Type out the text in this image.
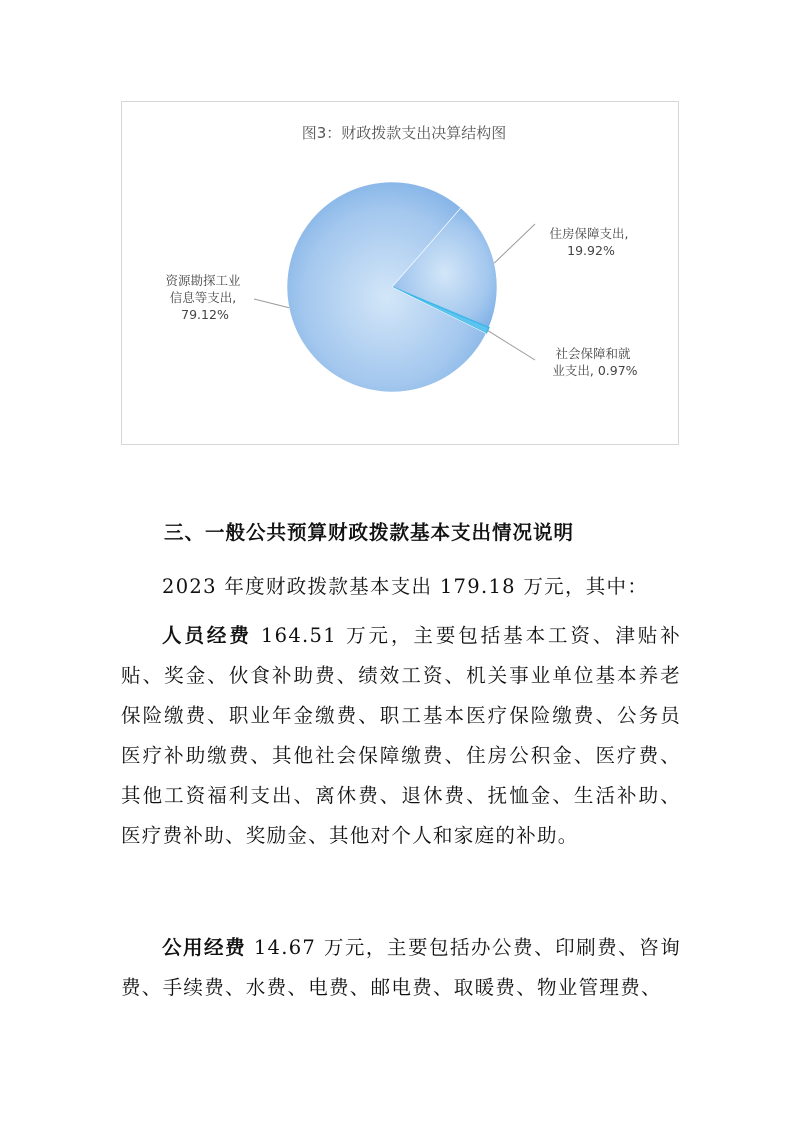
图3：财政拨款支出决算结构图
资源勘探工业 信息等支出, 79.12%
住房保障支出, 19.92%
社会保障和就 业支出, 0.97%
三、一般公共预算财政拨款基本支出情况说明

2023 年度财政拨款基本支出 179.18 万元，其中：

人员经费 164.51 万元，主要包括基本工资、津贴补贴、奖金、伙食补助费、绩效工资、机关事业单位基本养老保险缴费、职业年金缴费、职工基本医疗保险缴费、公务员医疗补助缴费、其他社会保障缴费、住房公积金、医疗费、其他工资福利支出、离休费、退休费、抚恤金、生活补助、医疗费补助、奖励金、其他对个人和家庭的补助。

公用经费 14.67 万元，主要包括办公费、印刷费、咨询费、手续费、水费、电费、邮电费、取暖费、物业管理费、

──────────────────────────────

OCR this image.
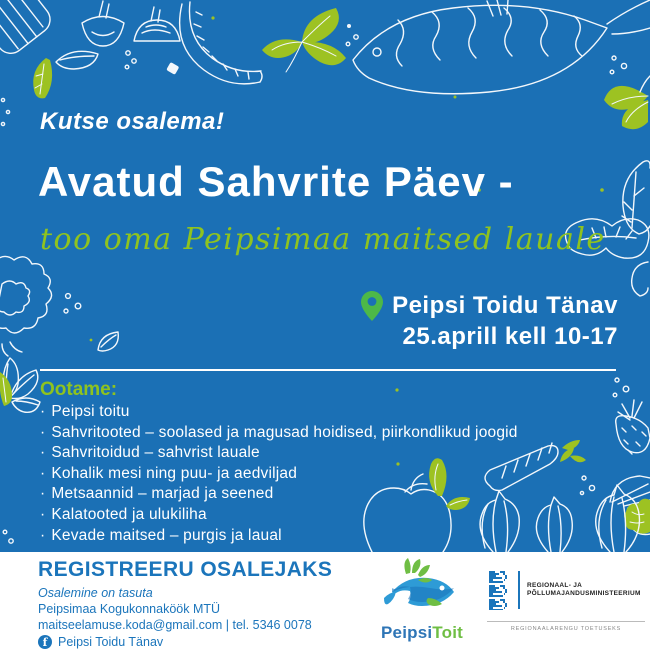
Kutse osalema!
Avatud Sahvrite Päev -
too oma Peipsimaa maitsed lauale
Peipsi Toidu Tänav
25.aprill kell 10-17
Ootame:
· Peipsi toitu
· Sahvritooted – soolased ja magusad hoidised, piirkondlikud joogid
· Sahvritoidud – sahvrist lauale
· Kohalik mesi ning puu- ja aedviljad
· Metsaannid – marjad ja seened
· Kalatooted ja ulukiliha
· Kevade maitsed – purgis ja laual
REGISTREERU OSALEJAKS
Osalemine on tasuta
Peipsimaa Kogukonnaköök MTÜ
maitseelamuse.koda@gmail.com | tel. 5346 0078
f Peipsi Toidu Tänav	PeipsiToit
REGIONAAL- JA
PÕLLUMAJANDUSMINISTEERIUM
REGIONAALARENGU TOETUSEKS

──────────────────────────────

List every line above that holds the word "lauale".

too oma Peipsimaa maitsed lauale
· Sahvritoidud – sahvrist lauale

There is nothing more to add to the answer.